Pick every line with "short" from the material below.

(Stored records)
::::
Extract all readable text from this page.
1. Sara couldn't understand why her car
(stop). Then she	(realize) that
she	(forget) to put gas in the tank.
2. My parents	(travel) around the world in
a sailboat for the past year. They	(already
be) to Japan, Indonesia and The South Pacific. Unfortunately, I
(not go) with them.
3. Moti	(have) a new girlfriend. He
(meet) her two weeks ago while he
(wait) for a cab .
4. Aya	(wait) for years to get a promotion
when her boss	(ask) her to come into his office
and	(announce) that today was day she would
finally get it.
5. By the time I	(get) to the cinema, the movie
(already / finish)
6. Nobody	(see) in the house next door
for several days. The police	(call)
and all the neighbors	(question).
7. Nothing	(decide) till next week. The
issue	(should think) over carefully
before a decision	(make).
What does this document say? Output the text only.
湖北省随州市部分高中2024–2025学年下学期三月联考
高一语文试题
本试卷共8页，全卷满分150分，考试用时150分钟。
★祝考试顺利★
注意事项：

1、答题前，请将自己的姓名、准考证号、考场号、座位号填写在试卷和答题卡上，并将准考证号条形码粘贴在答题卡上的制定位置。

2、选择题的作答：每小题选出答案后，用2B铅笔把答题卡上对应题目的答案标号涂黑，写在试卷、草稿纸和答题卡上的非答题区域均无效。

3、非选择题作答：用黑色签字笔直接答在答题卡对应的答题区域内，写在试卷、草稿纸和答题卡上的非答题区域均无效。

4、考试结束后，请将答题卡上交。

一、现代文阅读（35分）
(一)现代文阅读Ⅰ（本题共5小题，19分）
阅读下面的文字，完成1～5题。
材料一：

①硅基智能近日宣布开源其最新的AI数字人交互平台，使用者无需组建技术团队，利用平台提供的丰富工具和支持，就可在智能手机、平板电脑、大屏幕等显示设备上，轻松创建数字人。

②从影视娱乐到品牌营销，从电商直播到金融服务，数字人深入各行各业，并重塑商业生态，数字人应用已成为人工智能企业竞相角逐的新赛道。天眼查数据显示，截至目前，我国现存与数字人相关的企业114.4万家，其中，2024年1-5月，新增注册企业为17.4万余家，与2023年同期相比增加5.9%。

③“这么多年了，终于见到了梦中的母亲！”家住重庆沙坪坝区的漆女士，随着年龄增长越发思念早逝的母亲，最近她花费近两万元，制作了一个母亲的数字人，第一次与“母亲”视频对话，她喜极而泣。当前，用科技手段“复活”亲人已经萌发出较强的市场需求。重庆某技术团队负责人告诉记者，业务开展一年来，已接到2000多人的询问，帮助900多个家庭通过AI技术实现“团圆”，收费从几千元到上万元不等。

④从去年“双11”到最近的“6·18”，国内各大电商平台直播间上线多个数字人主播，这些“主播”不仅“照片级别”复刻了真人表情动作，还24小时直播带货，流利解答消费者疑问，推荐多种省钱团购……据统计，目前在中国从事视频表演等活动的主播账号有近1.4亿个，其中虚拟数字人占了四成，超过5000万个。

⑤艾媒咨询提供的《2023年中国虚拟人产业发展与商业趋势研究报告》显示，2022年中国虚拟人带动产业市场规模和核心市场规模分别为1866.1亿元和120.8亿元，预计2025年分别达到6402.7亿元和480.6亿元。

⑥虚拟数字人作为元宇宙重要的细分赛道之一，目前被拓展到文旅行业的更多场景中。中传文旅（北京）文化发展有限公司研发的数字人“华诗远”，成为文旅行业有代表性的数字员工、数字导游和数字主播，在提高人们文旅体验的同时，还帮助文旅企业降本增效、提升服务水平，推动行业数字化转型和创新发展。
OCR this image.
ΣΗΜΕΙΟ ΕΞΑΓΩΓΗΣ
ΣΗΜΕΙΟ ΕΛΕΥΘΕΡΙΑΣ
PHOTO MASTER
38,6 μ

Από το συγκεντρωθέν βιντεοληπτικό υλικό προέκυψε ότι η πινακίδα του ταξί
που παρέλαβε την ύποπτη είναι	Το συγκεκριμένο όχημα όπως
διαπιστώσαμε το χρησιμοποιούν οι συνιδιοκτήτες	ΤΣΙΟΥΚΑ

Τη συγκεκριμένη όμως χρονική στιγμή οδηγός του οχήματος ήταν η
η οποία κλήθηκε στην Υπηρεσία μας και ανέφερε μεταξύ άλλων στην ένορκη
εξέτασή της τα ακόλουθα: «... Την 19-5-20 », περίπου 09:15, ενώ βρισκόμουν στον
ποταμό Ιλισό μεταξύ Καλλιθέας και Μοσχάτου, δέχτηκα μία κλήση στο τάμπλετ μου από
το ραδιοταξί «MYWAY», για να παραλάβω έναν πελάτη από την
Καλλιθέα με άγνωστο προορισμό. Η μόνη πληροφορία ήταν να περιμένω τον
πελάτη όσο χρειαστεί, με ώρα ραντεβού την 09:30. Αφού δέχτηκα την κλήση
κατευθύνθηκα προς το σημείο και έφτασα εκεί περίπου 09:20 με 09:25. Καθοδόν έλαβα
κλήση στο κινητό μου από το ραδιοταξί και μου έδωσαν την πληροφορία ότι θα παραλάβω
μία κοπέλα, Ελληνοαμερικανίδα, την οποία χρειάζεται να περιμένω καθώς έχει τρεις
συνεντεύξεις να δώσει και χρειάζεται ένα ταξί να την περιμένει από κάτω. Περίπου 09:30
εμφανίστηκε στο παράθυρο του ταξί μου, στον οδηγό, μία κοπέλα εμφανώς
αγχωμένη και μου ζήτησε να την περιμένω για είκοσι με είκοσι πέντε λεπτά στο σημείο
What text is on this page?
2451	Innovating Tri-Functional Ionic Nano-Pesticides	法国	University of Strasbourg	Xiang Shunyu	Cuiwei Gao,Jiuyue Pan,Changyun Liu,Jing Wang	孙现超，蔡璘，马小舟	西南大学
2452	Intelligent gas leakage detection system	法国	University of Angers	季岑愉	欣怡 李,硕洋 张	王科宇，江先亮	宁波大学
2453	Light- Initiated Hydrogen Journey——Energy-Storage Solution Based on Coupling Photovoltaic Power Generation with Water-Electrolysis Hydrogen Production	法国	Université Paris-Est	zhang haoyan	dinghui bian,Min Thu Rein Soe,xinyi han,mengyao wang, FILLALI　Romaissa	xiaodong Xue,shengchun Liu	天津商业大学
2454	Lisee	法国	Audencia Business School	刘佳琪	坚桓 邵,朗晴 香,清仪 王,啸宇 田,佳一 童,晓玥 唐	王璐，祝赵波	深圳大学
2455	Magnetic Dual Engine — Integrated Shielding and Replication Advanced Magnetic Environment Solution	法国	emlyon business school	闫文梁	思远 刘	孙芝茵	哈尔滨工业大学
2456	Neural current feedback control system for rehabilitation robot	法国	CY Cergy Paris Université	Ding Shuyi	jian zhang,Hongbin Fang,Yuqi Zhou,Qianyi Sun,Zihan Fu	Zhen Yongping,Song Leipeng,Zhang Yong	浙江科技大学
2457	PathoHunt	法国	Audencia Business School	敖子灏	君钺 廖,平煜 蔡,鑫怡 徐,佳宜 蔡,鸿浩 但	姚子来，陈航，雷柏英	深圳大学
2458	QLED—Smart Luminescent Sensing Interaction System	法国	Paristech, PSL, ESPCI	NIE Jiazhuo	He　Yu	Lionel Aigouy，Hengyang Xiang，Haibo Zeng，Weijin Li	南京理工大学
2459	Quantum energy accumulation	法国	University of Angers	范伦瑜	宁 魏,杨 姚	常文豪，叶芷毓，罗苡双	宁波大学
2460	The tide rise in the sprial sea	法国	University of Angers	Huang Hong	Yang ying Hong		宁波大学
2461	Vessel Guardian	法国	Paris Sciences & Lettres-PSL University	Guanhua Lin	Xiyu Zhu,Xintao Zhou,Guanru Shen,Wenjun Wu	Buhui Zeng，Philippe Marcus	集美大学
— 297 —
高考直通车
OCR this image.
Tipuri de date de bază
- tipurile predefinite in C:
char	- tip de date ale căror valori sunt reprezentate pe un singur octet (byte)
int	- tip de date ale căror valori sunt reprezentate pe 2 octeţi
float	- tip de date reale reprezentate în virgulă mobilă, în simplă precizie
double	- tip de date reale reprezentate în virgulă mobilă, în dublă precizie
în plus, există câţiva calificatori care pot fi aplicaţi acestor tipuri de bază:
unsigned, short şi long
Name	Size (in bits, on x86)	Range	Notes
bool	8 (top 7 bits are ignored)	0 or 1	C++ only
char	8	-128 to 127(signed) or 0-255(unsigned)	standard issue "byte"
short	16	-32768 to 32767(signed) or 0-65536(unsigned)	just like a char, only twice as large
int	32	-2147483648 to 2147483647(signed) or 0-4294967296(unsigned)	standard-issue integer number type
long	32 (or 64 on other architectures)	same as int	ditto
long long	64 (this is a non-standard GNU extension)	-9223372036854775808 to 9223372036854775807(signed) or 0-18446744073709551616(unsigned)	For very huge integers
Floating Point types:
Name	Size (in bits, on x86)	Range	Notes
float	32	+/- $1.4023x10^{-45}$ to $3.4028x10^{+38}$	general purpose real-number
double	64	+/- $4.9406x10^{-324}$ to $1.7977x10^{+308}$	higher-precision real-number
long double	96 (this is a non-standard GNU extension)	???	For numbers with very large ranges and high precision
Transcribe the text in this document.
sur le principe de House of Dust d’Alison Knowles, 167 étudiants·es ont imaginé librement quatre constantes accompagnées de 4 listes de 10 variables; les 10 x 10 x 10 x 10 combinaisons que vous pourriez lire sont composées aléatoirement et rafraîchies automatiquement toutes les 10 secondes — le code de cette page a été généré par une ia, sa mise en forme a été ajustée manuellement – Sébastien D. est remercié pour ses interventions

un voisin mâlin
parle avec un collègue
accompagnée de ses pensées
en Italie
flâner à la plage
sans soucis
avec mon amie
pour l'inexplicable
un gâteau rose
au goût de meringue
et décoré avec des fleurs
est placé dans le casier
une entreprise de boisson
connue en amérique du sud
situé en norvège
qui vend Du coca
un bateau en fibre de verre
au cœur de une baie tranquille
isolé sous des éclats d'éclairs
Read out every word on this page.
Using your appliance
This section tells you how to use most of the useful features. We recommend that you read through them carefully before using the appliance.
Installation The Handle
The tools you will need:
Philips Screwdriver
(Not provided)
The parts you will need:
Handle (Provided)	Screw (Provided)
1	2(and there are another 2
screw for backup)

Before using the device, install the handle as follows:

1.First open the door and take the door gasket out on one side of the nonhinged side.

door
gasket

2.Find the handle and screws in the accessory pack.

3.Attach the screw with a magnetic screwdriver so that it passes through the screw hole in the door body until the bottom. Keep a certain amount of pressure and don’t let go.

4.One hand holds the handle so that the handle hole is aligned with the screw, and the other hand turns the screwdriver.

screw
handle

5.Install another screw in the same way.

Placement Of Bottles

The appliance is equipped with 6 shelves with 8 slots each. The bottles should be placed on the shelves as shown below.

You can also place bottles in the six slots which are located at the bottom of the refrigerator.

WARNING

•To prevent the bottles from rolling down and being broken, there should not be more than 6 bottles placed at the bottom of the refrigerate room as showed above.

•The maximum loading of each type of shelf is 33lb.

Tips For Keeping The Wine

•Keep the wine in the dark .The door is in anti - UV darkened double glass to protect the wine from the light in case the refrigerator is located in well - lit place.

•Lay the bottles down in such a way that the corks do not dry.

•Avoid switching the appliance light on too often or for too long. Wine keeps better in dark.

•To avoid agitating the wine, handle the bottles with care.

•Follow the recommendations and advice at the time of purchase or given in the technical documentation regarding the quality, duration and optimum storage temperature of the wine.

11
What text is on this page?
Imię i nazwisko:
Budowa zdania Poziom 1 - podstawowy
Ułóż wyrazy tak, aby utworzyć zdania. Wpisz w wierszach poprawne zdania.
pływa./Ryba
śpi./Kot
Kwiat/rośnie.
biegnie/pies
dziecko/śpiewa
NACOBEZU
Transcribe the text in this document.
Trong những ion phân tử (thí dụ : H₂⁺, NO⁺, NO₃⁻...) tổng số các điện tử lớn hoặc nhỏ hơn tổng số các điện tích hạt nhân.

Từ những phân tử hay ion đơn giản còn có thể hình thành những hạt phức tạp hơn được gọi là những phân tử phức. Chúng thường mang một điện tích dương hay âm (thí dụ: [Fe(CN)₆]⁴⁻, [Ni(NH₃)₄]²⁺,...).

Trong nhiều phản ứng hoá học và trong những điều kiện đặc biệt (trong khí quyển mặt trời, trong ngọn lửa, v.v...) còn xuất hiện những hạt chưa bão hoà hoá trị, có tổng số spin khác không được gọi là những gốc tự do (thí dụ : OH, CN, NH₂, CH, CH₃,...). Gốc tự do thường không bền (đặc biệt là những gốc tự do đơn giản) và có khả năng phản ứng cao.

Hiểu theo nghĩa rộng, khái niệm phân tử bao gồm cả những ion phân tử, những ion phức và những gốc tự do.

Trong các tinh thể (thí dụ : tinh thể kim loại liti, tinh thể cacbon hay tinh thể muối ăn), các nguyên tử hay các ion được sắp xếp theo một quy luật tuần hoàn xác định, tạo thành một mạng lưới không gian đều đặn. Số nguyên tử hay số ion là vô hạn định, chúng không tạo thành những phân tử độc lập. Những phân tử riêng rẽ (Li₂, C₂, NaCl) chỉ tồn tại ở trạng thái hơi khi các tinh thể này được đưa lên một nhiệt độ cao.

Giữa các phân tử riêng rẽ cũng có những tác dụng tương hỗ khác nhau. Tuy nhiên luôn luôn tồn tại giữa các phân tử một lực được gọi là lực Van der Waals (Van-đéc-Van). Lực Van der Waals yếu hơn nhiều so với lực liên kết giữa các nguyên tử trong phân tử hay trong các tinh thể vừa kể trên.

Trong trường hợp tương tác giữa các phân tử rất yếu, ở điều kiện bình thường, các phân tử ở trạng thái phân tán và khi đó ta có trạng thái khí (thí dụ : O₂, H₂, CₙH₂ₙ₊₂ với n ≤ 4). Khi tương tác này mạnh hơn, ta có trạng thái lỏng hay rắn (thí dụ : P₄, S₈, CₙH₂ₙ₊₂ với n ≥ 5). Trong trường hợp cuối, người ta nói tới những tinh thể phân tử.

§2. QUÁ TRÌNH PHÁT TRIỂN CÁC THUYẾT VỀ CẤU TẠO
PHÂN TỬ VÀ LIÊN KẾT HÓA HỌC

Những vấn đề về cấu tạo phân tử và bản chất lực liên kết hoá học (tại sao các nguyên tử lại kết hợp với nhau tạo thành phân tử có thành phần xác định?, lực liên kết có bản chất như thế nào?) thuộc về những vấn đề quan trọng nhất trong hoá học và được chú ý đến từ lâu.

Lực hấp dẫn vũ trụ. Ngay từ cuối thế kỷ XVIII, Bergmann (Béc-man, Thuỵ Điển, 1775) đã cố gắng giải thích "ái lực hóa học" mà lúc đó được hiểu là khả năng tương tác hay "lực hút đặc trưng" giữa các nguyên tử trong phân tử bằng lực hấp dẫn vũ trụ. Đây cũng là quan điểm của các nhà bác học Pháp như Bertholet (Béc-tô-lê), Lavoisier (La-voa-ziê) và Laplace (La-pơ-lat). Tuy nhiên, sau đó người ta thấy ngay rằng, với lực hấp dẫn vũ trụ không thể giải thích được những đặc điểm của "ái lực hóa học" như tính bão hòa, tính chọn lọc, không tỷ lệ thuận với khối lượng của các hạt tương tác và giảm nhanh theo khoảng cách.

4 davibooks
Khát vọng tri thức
::::
◆ EXERCISE RESULT ◆
unsigned, short şi long
short	16	-32768 to 32767(signed) or 0-65536(unsigned)	just like a char, only twice as large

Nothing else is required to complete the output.